▸ Given exercise: Omit all pictures, then retype the data exactly as given.
....
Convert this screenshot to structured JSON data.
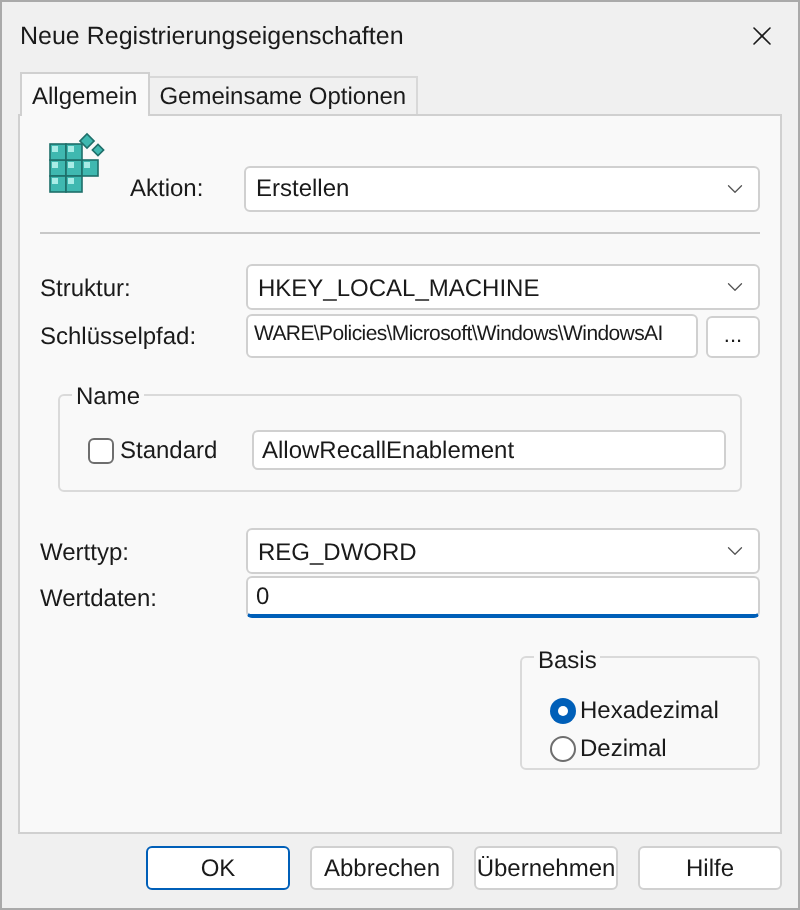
{
  "window": {
    "title": "Neue Registrierungseigenschaften"
  },
  "tabs": [
    {
      "label": "Allgemein",
      "selected": true
    },
    {
      "label": "Gemeinsame Optionen",
      "selected": false
    }
  ],
  "action": {
    "label": "Aktion:",
    "value": "Erstellen"
  },
  "hive": {
    "label": "Struktur:",
    "value": "HKEY_LOCAL_MACHINE"
  },
  "key_path": {
    "label": "Schlüsselpfad:",
    "value": "WARE\\Policies\\Microsoft\\Windows\\WindowsAI",
    "browse": "..."
  },
  "name_group": {
    "title": "Name",
    "default_checkbox": {
      "label": "Standard",
      "checked": false
    },
    "value": "AllowRecallEnablement"
  },
  "value_type": {
    "label": "Werttyp:",
    "value": "REG_DWORD"
  },
  "value_data": {
    "label": "Wertdaten:",
    "value": "0"
  },
  "base_group": {
    "title": "Basis",
    "options": [
      {
        "label": "Hexadezimal",
        "selected": true
      },
      {
        "label": "Dezimal",
        "selected": false
      }
    ]
  },
  "buttons": [
    {
      "label": "OK",
      "default": true
    },
    {
      "label": "Abbrechen",
      "default": false
    },
    {
      "label": "Übernehmen",
      "default": false
    },
    {
      "label": "Hilfe",
      "default": false
    }
  ]
}
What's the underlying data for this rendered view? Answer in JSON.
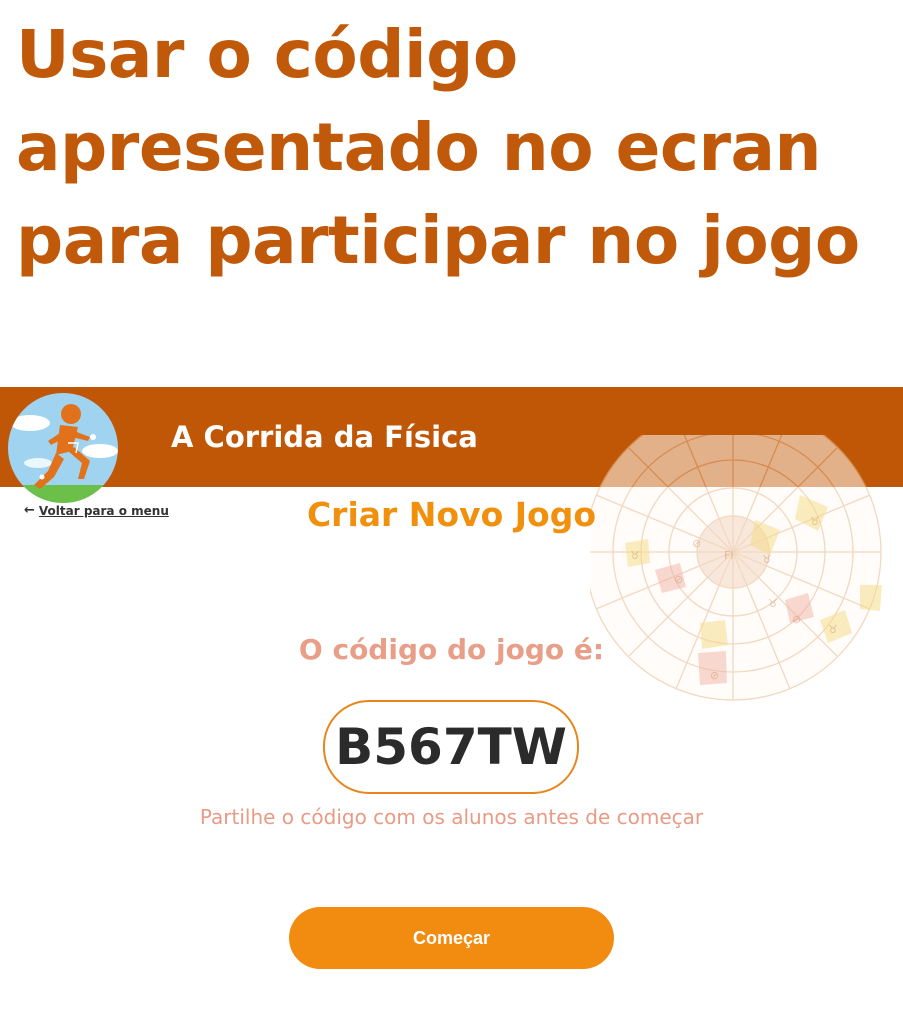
....
▸ Written solution:
Convert this screenshot to structured JSON data.
{
  "window": {
    "title": "Neue Registrierungseigenschaften"
  },
  "tabs": [
    {
      "label": "Allgemein",
      "selected": true
    },
    {
      "label": "Gemeinsame Optionen",
      "selected": false
    }
  ],
  "action": {
    "label": "Aktion:",
    "value": "Erstellen"
  },
  "hive": {
    "label": "Struktur:",
    "value": "HKEY_LOCAL_MACHINE"
  },
  "key_path": {
    "label": "Schlüsselpfad:",
    "value": "WARE\\Policies\\Microsoft\\Windows\\WindowsAI",
    "browse": "..."
  },
  "name_group": {
    "title": "Name",
    "default_checkbox": {
      "label": "Standard",
      "checked": false
    },
    "value": "AllowRecallEnablement"
  },
  "value_type": {
    "label": "Werttyp:",
    "value": "REG_DWORD"
  },
  "value_data": {
    "label": "Wertdaten:",
    "value": "0"
  },
  "base_group": {
    "title": "Basis",
    "options": [
      {
        "label": "Hexadezimal",
        "selected": true
      },
      {
        "label": "Dezimal",
        "selected": false
      }
    ]
  },
  "buttons": [
    {
      "label": "OK",
      "default": true
    },
    {
      "label": "Abbrechen",
      "default": false
    },
    {
      "label": "Übernehmen",
      "default": false
    },
    {
      "label": "Hilfe",
      "default": false
    }
  ]
}
What's the underlying data for this rendered view? Answer in JSON.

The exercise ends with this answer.